◆ EXERCISE TASK ◆
Work out how many lines in the entries below include the word "that". Give nothing but the number.

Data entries
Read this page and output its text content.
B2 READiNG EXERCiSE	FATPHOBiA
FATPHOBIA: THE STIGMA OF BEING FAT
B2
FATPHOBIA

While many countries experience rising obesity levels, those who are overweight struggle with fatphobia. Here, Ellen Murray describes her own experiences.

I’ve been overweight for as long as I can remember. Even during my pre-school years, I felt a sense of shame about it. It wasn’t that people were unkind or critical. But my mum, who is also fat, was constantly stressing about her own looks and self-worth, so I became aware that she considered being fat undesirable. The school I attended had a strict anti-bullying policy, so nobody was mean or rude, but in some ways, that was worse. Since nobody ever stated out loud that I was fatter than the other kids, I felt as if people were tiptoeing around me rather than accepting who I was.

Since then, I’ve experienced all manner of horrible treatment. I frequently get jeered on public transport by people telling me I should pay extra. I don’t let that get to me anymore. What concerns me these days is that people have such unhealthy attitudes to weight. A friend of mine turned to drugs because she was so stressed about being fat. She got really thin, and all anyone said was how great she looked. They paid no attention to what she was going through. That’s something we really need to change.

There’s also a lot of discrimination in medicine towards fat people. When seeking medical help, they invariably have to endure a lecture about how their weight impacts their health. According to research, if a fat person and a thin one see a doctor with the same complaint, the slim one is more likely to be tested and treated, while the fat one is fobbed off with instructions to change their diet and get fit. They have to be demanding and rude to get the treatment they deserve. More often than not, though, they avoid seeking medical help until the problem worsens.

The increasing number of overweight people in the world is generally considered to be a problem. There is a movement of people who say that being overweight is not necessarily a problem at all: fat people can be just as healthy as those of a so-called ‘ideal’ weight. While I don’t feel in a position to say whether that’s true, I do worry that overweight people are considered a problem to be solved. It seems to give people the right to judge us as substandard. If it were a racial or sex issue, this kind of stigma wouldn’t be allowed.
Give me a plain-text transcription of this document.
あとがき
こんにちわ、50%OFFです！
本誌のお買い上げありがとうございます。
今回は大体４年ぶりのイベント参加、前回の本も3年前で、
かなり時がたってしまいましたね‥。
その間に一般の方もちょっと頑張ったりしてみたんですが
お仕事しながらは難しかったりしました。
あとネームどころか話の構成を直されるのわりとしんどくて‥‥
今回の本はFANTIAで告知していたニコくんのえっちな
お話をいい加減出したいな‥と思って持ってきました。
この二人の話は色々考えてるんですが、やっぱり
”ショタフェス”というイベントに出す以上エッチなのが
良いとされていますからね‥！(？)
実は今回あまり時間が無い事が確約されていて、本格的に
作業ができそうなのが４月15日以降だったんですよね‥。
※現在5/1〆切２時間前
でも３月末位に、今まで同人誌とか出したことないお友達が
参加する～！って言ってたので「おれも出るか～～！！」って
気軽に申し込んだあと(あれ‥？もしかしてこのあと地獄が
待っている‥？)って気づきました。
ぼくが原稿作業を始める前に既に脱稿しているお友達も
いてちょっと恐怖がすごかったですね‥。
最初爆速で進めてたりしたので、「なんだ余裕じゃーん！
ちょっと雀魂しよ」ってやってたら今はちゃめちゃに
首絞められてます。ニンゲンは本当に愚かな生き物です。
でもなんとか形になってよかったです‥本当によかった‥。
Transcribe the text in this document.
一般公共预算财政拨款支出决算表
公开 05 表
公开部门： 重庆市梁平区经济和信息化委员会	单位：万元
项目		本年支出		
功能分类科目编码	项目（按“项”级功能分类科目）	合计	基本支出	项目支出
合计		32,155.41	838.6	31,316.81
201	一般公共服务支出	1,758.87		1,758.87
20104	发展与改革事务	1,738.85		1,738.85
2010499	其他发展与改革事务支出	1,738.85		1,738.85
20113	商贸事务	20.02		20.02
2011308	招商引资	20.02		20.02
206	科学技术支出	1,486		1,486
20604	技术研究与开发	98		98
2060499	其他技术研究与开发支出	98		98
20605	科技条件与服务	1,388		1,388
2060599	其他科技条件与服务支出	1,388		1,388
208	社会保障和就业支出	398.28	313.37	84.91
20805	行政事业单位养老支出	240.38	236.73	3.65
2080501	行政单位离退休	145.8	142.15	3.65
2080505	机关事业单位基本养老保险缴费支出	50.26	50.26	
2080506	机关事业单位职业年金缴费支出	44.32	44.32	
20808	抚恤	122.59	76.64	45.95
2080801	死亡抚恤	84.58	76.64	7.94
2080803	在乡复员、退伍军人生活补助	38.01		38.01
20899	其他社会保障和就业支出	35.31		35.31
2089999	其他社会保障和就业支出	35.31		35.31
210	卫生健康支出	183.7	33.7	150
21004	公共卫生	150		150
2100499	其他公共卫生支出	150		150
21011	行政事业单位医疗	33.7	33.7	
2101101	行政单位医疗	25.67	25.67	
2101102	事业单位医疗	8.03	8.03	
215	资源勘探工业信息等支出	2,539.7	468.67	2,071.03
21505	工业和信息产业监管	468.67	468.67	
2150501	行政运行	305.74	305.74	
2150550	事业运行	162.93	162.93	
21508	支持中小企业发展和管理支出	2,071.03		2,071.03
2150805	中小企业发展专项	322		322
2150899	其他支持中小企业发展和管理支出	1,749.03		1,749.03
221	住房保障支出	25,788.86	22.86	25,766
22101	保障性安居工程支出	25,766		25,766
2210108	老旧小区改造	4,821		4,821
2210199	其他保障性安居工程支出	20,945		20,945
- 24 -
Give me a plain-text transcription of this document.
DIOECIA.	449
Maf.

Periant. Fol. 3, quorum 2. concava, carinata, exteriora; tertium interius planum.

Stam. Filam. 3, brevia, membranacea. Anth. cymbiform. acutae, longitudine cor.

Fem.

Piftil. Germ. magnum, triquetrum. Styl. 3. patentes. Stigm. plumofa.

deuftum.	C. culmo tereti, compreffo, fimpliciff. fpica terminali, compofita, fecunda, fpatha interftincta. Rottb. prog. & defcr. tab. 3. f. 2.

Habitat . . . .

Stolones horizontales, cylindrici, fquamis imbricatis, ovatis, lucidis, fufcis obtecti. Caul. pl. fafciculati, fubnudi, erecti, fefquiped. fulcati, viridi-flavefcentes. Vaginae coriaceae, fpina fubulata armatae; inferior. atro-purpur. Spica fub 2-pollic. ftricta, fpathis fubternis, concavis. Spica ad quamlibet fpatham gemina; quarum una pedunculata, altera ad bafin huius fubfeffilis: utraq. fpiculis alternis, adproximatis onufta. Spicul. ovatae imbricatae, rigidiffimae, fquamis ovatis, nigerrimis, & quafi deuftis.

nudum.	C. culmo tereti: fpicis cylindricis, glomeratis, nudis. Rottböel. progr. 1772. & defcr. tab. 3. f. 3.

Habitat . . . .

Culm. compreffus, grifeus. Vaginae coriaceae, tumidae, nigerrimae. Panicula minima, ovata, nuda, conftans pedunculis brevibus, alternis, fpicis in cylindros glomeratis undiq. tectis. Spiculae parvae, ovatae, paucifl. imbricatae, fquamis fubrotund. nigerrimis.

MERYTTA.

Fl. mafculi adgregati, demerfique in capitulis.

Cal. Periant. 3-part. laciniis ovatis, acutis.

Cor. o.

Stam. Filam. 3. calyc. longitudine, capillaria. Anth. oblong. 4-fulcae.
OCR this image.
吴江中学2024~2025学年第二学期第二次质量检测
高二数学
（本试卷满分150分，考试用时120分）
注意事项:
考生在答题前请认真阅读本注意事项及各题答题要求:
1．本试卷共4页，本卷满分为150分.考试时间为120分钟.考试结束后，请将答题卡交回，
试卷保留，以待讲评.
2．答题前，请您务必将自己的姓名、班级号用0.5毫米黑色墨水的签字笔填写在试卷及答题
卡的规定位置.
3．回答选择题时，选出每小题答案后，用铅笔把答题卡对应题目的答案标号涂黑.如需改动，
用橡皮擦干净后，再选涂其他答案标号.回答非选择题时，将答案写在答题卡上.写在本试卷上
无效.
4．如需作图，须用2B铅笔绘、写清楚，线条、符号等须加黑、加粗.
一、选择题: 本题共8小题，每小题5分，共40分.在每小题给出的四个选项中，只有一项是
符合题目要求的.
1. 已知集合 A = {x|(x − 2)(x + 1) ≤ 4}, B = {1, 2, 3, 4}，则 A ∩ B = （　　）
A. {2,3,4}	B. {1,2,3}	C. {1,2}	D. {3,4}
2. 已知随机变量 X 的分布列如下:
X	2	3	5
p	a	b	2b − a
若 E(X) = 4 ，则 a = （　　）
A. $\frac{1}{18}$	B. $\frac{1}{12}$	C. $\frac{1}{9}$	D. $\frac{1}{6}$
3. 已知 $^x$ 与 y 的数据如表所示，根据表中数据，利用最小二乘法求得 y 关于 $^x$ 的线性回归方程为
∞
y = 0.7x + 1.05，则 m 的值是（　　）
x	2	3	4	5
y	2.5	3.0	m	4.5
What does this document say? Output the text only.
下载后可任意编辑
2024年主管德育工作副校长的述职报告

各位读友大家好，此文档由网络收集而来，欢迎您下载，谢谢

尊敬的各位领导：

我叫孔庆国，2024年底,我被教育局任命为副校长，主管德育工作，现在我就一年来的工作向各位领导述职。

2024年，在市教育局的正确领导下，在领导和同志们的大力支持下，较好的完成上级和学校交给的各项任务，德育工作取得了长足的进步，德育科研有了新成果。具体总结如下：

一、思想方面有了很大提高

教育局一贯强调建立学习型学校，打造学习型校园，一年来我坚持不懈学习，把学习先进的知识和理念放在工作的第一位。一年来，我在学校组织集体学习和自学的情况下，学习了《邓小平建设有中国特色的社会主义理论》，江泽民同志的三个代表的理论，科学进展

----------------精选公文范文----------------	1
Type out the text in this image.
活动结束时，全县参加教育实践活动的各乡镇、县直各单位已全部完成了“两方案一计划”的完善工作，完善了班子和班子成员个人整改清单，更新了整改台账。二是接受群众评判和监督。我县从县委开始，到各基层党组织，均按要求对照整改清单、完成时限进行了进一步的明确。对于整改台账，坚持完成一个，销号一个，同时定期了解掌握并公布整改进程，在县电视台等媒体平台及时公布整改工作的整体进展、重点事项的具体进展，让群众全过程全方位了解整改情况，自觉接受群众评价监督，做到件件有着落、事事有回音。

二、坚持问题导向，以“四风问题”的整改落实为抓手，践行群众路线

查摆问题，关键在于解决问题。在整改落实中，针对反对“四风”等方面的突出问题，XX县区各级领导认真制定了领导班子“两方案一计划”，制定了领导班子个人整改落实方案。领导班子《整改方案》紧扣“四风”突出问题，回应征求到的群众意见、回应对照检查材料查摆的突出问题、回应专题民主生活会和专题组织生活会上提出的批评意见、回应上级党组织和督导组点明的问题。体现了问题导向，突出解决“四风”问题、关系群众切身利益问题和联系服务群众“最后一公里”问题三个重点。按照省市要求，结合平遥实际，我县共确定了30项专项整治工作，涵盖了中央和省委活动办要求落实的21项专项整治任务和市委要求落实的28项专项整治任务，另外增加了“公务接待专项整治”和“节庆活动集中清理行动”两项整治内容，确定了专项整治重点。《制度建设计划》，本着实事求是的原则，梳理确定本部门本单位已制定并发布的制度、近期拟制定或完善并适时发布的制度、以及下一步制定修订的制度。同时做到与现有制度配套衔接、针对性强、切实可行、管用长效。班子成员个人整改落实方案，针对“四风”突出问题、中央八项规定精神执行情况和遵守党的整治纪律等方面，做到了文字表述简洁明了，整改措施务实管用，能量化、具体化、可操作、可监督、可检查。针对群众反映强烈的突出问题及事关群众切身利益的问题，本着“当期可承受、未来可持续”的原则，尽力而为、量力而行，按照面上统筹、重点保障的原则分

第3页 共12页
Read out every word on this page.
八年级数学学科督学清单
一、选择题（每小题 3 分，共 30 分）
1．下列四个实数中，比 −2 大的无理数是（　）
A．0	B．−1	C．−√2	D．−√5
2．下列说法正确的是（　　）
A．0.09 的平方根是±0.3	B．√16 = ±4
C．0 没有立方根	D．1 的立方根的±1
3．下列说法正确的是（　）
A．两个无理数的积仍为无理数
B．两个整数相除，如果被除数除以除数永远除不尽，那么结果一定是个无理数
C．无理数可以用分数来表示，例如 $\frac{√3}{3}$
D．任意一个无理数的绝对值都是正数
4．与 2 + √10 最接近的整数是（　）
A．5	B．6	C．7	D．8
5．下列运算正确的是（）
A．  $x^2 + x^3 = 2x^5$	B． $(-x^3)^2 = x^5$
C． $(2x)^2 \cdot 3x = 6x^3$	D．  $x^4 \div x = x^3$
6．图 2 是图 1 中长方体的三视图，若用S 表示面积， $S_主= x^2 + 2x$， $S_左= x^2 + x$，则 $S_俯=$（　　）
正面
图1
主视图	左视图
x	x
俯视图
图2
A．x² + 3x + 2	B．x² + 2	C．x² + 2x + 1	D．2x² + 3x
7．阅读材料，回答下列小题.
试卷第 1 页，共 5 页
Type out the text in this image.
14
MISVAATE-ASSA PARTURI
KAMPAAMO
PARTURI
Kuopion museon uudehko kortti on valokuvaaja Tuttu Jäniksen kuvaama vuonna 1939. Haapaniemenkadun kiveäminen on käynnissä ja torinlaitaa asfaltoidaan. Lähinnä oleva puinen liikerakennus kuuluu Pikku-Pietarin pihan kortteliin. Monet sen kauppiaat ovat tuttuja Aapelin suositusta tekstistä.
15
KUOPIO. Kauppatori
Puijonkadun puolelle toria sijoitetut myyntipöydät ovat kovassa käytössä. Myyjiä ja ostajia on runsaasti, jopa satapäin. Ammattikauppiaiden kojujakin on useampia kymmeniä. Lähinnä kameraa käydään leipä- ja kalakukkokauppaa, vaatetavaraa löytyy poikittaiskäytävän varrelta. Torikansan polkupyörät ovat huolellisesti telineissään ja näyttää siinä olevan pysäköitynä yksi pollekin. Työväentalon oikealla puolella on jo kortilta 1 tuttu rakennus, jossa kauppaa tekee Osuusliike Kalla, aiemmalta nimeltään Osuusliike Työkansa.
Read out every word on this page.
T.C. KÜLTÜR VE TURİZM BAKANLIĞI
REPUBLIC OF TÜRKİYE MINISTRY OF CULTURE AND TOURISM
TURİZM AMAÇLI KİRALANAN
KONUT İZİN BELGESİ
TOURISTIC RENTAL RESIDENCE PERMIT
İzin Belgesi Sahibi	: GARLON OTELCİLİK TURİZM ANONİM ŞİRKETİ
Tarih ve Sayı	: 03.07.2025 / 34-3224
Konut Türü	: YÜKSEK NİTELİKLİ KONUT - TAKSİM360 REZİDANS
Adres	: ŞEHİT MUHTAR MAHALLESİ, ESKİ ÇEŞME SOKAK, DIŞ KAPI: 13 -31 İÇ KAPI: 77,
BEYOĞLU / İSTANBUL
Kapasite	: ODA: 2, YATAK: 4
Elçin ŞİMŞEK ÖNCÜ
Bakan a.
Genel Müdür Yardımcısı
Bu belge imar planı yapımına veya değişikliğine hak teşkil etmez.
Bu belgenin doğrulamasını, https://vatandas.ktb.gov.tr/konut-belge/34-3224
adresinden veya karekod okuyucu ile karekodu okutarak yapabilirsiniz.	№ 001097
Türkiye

◆ RESULT OF THE TASK ◆
3